Dataset entries:
☆ ☆ ☆ ☆ ☆
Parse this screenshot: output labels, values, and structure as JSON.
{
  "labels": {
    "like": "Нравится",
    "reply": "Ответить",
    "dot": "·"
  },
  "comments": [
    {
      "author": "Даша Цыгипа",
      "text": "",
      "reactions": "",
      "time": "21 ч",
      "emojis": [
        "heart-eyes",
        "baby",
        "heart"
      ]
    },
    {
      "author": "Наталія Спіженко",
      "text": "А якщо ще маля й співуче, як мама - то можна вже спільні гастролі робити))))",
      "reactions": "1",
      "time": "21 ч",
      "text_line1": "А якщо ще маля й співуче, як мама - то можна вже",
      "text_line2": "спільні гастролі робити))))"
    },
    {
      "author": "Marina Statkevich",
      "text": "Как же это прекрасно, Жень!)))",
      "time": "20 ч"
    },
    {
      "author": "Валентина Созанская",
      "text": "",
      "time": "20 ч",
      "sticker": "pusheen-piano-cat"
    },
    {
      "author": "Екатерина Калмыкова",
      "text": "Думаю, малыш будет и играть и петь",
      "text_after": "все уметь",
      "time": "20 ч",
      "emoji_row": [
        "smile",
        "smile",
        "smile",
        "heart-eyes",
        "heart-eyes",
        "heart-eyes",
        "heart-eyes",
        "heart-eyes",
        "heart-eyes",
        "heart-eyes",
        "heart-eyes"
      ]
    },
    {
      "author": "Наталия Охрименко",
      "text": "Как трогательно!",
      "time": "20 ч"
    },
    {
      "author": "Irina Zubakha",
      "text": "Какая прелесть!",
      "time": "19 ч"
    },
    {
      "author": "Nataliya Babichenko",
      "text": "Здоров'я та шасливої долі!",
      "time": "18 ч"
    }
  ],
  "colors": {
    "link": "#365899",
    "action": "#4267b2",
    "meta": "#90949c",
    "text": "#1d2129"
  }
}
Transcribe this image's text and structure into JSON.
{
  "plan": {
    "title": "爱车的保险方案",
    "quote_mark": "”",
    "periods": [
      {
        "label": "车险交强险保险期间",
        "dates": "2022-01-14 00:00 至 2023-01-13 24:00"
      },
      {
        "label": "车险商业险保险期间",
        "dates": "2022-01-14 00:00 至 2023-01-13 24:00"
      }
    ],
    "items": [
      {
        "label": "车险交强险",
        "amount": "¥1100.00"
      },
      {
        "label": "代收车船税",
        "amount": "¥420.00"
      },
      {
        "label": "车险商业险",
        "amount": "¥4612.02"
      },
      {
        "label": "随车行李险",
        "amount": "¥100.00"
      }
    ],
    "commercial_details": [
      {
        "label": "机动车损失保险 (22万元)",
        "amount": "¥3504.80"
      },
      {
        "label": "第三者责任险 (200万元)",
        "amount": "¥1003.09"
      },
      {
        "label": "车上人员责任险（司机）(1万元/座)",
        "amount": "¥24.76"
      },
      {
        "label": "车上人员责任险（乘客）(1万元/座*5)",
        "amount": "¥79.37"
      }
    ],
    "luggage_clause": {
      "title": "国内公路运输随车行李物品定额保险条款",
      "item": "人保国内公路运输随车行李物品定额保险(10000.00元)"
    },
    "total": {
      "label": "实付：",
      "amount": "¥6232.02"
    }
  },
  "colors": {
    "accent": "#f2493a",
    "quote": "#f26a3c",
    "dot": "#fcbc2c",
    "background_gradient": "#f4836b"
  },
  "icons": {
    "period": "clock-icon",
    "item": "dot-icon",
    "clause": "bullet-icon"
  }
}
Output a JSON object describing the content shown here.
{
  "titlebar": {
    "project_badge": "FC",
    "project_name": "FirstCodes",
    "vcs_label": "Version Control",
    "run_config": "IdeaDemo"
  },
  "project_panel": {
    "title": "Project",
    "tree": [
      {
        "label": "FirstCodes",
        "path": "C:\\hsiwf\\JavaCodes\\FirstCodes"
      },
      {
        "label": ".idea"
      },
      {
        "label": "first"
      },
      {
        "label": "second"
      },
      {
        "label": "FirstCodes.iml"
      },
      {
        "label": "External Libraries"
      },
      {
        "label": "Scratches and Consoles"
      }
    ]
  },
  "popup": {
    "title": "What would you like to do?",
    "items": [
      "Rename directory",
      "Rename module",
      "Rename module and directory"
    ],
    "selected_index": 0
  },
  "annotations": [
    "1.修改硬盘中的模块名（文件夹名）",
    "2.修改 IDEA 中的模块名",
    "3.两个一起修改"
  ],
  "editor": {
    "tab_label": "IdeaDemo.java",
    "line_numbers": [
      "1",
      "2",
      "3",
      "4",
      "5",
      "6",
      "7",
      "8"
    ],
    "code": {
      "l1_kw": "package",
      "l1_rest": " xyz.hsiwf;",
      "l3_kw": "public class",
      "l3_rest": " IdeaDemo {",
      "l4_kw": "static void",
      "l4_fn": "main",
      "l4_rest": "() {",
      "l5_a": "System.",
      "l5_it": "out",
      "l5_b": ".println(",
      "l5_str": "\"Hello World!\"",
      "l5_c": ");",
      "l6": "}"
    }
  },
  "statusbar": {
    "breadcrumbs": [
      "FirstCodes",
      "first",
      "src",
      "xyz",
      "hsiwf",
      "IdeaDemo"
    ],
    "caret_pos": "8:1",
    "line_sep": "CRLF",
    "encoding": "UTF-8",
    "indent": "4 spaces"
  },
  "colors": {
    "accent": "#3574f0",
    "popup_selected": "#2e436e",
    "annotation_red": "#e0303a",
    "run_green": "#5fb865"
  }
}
☆ ☆ ☆ ☆ ☆
#### YOUR OBJECTIVE:
Look through the entries above for the word "FirstCodes". Copy every line where it shows up.

#### FULL SOLUTION:
    "project_name": "FirstCodes",
        "label": "FirstCodes",
        "path": "C:\\hsiwf\\JavaCodes\\FirstCodes"
        "label": "FirstCodes.iml"
      "FirstCodes",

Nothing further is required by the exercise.